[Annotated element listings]
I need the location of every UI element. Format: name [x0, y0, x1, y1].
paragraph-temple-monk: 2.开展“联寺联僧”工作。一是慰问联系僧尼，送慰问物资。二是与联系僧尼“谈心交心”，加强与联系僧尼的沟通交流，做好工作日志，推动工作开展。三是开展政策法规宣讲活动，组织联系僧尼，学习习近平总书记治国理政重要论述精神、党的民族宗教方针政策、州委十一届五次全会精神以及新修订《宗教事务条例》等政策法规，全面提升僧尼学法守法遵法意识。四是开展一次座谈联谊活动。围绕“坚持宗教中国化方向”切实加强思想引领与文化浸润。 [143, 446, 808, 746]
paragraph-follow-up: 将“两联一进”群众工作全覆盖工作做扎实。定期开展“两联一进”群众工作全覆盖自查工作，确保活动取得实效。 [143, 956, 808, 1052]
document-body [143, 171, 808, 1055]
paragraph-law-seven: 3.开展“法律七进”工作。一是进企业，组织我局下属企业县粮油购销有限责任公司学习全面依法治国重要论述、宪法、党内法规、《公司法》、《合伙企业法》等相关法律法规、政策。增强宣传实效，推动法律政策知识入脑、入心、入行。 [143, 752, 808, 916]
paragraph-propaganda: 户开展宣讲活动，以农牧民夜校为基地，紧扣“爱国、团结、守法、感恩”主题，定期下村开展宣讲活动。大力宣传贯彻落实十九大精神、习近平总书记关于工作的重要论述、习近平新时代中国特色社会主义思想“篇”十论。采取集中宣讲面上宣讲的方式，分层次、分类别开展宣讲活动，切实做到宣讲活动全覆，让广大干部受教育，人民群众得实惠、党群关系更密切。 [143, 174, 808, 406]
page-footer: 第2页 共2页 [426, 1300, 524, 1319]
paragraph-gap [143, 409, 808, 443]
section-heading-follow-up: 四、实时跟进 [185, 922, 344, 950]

_GOAL_:
Pick out every line in the entries above that contains the string "paragraph", and copy each one in full.

_RESULT OF THIS EXERCISE_:
paragraph-temple-monk: 2.开展“联寺联僧”工作。一是慰问联系僧尼，送慰问物资。二是与联系僧尼“谈心交心”，加强与联系僧尼的沟通交流，做好工作日志，推动工作开展。三是开展政策法规宣讲活动，组织联系僧尼，学习习近平总书记治国理政重要论述精神、党的民族宗教方针政策、州委十一届五次全会精神以及新修订《宗教事务条例》等政策法规，全面提升僧尼学法守法遵法意识。四是开展一次座谈联谊活动。围绕“坚持宗教中国化方向”切实加强思想引领与文化浸润。 [143, 446, 808, 746]
paragraph-follow-up: 将“两联一进”群众工作全覆盖工作做扎实。定期开展“两联一进”群众工作全覆盖自查工作，确保活动取得实效。 [143, 956, 808, 1052]
paragraph-law-seven: 3.开展“法律七进”工作。一是进企业，组织我局下属企业县粮油购销有限责任公司学习全面依法治国重要论述、宪法、党内法规、《公司法》、《合伙企业法》等相关法律法规、政策。增强宣传实效，推动法律政策知识入脑、入心、入行。 [143, 752, 808, 916]
paragraph-propaganda: 户开展宣讲活动，以农牧民夜校为基地，紧扣“爱国、团结、守法、感恩”主题，定期下村开展宣讲活动。大力宣传贯彻落实十九大精神、习近平总书记关于工作的重要论述、习近平新时代中国特色社会主义思想“篇”十论。采取集中宣讲面上宣讲的方式，分层次、分类别开展宣讲活动，切实做到宣讲活动全覆，让广大干部受教育，人民群众得实惠、党群关系更密切。 [143, 174, 808, 406]
paragraph-gap [143, 409, 808, 443]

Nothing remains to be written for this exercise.